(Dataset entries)
"""

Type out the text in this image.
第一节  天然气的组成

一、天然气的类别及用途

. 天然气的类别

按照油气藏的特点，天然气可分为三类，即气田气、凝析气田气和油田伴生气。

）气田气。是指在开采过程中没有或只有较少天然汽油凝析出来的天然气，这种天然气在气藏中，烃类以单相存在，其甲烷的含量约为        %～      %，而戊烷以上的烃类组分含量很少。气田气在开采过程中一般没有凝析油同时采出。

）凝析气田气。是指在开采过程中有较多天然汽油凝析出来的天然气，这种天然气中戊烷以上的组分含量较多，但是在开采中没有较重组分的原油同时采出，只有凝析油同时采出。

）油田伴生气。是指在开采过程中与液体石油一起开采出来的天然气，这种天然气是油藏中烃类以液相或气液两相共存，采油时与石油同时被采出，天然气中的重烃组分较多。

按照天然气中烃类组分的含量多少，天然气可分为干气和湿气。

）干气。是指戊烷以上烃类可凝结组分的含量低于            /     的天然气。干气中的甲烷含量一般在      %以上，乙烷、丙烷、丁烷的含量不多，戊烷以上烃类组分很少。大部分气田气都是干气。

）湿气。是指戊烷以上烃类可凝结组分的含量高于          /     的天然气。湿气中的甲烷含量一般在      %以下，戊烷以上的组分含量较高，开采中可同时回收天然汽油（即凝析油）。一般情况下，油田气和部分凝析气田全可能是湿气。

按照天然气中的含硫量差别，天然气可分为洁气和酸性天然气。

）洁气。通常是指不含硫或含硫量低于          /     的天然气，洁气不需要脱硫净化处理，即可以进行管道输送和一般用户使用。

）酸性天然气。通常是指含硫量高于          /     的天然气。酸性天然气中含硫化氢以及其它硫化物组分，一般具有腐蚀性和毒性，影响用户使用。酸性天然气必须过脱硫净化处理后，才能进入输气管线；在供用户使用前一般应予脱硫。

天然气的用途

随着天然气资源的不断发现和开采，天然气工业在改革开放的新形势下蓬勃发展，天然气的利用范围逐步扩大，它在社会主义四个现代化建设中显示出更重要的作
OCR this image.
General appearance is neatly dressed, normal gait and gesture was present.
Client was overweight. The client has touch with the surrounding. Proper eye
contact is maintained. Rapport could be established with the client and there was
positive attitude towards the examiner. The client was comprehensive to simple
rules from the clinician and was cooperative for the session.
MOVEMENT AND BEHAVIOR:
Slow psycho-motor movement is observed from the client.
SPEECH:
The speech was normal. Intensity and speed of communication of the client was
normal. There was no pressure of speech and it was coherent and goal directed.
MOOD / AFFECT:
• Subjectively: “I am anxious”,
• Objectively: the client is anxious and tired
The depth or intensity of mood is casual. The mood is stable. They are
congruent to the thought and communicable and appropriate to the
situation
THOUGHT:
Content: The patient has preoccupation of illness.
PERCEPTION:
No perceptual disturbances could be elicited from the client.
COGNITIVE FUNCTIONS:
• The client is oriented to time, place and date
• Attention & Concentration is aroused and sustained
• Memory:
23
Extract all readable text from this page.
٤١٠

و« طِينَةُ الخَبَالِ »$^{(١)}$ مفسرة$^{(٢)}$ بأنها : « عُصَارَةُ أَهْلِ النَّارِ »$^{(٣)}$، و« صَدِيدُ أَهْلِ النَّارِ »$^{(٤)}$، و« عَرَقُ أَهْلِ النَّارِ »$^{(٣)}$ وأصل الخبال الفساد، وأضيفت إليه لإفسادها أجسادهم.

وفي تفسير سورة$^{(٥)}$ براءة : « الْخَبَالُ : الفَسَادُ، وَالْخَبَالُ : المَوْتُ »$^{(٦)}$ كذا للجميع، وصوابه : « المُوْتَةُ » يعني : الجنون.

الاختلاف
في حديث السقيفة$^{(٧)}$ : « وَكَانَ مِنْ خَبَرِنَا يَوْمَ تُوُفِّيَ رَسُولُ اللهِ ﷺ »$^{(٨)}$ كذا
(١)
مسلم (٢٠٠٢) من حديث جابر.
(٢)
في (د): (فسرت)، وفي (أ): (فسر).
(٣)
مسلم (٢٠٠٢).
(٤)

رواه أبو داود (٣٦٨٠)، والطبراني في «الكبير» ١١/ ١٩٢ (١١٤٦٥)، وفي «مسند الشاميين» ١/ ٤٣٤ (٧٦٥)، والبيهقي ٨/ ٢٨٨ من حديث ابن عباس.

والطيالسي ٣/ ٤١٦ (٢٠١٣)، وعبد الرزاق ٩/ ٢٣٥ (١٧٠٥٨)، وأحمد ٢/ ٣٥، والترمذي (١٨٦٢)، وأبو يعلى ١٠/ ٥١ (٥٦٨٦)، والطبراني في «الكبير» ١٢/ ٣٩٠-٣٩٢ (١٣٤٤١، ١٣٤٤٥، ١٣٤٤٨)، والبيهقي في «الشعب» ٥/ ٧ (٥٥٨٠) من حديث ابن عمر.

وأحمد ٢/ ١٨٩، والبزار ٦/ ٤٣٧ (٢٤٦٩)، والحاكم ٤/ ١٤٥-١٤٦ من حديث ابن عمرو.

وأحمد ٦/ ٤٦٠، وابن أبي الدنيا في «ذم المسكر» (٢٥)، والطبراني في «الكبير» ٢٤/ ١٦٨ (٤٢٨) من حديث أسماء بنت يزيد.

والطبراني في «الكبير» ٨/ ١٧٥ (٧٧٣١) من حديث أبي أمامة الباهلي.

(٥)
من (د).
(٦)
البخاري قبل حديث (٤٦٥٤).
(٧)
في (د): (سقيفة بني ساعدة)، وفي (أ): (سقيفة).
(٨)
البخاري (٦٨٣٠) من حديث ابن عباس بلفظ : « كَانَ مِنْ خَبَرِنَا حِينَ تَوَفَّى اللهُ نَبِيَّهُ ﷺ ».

"""

Challenge:
Extract the complete listing above, reproducing each line exactly.

Response to this task:
Type out the text in this image.
第一节  天然气的组成

一、天然气的类别及用途

. 天然气的类别

按照油气藏的特点，天然气可分为三类，即气田气、凝析气田气和油田伴生气。

）气田气。是指在开采过程中没有或只有较少天然汽油凝析出来的天然气，这种天然气在气藏中，烃类以单相存在，其甲烷的含量约为        %～      %，而戊烷以上的烃类组分含量很少。气田气在开采过程中一般没有凝析油同时采出。

）凝析气田气。是指在开采过程中有较多天然汽油凝析出来的天然气，这种天然气中戊烷以上的组分含量较多，但是在开采中没有较重组分的原油同时采出，只有凝析油同时采出。

）油田伴生气。是指在开采过程中与液体石油一起开采出来的天然气，这种天然气是油藏中烃类以液相或气液两相共存，采油时与石油同时被采出，天然气中的重烃组分较多。

按照天然气中烃类组分的含量多少，天然气可分为干气和湿气。

）干气。是指戊烷以上烃类可凝结组分的含量低于            /     的天然气。干气中的甲烷含量一般在      %以上，乙烷、丙烷、丁烷的含量不多，戊烷以上烃类组分很少。大部分气田气都是干气。

）湿气。是指戊烷以上烃类可凝结组分的含量高于          /     的天然气。湿气中的甲烷含量一般在      %以下，戊烷以上的组分含量较高，开采中可同时回收天然汽油（即凝析油）。一般情况下，油田气和部分凝析气田全可能是湿气。

按照天然气中的含硫量差别，天然气可分为洁气和酸性天然气。

）洁气。通常是指不含硫或含硫量低于          /     的天然气，洁气不需要脱硫净化处理，即可以进行管道输送和一般用户使用。

）酸性天然气。通常是指含硫量高于          /     的天然气。酸性天然气中含硫化氢以及其它硫化物组分，一般具有腐蚀性和毒性，影响用户使用。酸性天然气必须过脱硫净化处理后，才能进入输气管线；在供用户使用前一般应予脱硫。

天然气的用途

随着天然气资源的不断发现和开采，天然气工业在改革开放的新形势下蓬勃发展，天然气的利用范围逐步扩大，它在社会主义四个现代化建设中显示出更重要的作
OCR this image.
General appearance is neatly dressed, normal gait and gesture was present.
Client was overweight. The client has touch with the surrounding. Proper eye
contact is maintained. Rapport could be established with the client and there was
positive attitude towards the examiner. The client was comprehensive to simple
rules from the clinician and was cooperative for the session.
MOVEMENT AND BEHAVIOR:
Slow psycho-motor movement is observed from the client.
SPEECH:
The speech was normal. Intensity and speed of communication of the client was
normal. There was no pressure of speech and it was coherent and goal directed.
MOOD / AFFECT:
• Subjectively: “I am anxious”,
• Objectively: the client is anxious and tired
The depth or intensity of mood is casual. The mood is stable. They are
congruent to the thought and communicable and appropriate to the
situation
THOUGHT:
Content: The patient has preoccupation of illness.
PERCEPTION:
No perceptual disturbances could be elicited from the client.
COGNITIVE FUNCTIONS:
• The client is oriented to time, place and date
• Attention & Concentration is aroused and sustained
• Memory:
23
Extract all readable text from this page.
٤١٠

و« طِينَةُ الخَبَالِ »$^{(١)}$ مفسرة$^{(٢)}$ بأنها : « عُصَارَةُ أَهْلِ النَّارِ »$^{(٣)}$، و« صَدِيدُ أَهْلِ النَّارِ »$^{(٤)}$، و« عَرَقُ أَهْلِ النَّارِ »$^{(٣)}$ وأصل الخبال الفساد، وأضيفت إليه لإفسادها أجسادهم.

وفي تفسير سورة$^{(٥)}$ براءة : « الْخَبَالُ : الفَسَادُ، وَالْخَبَالُ : المَوْتُ »$^{(٦)}$ كذا للجميع، وصوابه : « المُوْتَةُ » يعني : الجنون.

الاختلاف
في حديث السقيفة$^{(٧)}$ : « وَكَانَ مِنْ خَبَرِنَا يَوْمَ تُوُفِّيَ رَسُولُ اللهِ ﷺ »$^{(٨)}$ كذا
(١)
مسلم (٢٠٠٢) من حديث جابر.
(٢)
في (د): (فسرت)، وفي (أ): (فسر).
(٣)
مسلم (٢٠٠٢).
(٤)

رواه أبو داود (٣٦٨٠)، والطبراني في «الكبير» ١١/ ١٩٢ (١١٤٦٥)، وفي «مسند الشاميين» ١/ ٤٣٤ (٧٦٥)، والبيهقي ٨/ ٢٨٨ من حديث ابن عباس.

والطيالسي ٣/ ٤١٦ (٢٠١٣)، وعبد الرزاق ٩/ ٢٣٥ (١٧٠٥٨)، وأحمد ٢/ ٣٥، والترمذي (١٨٦٢)، وأبو يعلى ١٠/ ٥١ (٥٦٨٦)، والطبراني في «الكبير» ١٢/ ٣٩٠-٣٩٢ (١٣٤٤١، ١٣٤٤٥، ١٣٤٤٨)، والبيهقي في «الشعب» ٥/ ٧ (٥٥٨٠) من حديث ابن عمر.

وأحمد ٢/ ١٨٩، والبزار ٦/ ٤٣٧ (٢٤٦٩)، والحاكم ٤/ ١٤٥-١٤٦ من حديث ابن عمرو.

وأحمد ٦/ ٤٦٠، وابن أبي الدنيا في «ذم المسكر» (٢٥)، والطبراني في «الكبير» ٢٤/ ١٦٨ (٤٢٨) من حديث أسماء بنت يزيد.

والطبراني في «الكبير» ٨/ ١٧٥ (٧٧٣١) من حديث أبي أمامة الباهلي.

(٥)
من (د).
(٦)
البخاري قبل حديث (٤٦٥٤).
(٧)
في (د): (سقيفة بني ساعدة)، وفي (أ): (سقيفة).
(٨)
البخاري (٦٨٣٠) من حديث ابن عباس بلفظ : « كَانَ مِنْ خَبَرِنَا حِينَ تَوَفَّى اللهُ نَبِيَّهُ ﷺ ».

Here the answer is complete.